◆ **What the task requires**
Report the number of lines in these entries that contain "阅读下面短文". Write only the number.

Recorded data
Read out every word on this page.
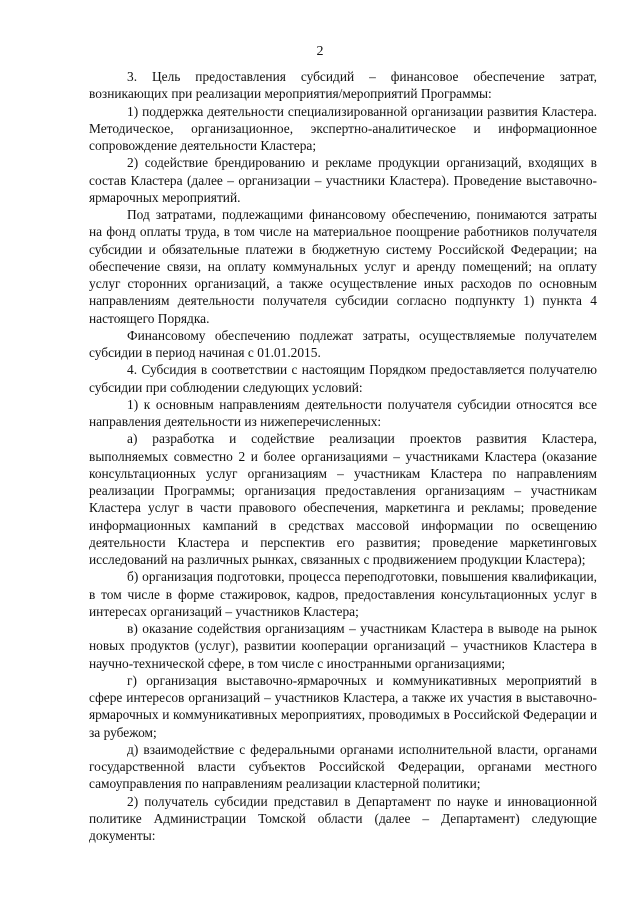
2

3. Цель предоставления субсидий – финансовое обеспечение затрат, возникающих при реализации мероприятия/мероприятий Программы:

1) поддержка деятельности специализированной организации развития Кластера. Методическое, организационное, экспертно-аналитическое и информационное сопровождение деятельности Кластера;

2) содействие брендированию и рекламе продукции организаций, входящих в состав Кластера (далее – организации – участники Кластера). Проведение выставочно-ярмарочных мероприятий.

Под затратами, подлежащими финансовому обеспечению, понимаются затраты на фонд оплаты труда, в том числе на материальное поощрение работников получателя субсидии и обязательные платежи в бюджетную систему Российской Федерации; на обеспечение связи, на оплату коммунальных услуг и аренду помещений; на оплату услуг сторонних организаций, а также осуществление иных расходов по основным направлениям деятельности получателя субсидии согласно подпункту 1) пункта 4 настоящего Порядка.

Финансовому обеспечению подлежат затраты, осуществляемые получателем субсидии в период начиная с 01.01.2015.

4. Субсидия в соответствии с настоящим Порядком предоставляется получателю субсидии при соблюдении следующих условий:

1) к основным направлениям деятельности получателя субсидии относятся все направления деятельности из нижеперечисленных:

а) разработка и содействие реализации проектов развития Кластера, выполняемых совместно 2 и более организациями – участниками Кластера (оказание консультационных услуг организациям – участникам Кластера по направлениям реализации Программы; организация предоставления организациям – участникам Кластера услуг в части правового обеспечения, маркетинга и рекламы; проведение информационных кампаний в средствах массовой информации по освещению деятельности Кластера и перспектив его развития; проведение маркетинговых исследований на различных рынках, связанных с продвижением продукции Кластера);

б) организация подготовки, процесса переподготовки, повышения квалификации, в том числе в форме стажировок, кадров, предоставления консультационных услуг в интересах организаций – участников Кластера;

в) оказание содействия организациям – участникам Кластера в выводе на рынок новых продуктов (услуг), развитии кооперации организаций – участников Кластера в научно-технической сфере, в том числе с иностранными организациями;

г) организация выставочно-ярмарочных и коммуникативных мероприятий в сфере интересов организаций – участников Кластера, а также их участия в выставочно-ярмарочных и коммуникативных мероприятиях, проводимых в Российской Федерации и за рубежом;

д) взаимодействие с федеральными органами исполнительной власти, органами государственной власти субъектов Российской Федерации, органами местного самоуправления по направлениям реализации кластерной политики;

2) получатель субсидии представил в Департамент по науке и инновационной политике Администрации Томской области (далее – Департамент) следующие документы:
---
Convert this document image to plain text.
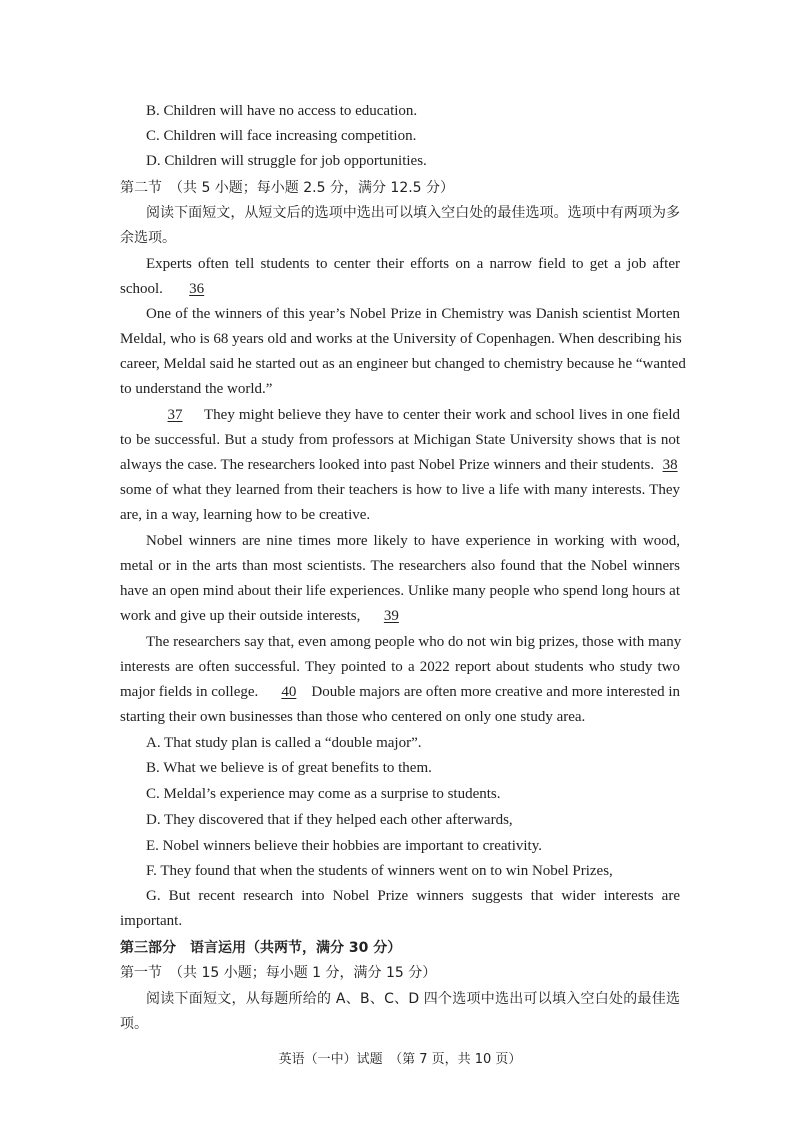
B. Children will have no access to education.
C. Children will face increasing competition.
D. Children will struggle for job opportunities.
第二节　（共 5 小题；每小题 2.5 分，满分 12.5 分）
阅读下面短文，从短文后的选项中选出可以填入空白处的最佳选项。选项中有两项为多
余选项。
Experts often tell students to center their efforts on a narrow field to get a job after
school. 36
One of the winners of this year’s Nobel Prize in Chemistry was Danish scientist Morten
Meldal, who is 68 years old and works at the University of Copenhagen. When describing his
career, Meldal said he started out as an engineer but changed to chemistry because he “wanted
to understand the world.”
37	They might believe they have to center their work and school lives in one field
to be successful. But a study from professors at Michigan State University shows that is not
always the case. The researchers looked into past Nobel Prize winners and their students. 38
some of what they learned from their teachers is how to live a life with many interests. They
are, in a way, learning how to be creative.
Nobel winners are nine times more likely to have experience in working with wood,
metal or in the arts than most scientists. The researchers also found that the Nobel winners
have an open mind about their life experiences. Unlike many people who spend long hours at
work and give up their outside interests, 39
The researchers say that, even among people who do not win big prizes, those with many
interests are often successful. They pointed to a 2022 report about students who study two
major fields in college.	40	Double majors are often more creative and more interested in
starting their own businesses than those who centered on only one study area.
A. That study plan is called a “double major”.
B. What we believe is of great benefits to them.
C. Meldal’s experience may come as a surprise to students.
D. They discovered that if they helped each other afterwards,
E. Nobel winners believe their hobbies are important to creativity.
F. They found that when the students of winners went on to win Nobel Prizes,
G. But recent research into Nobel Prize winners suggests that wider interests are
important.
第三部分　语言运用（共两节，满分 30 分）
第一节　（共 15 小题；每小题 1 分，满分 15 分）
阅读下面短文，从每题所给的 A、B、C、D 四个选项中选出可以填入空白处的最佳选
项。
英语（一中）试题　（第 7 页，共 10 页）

◆ **Reply to the task**
2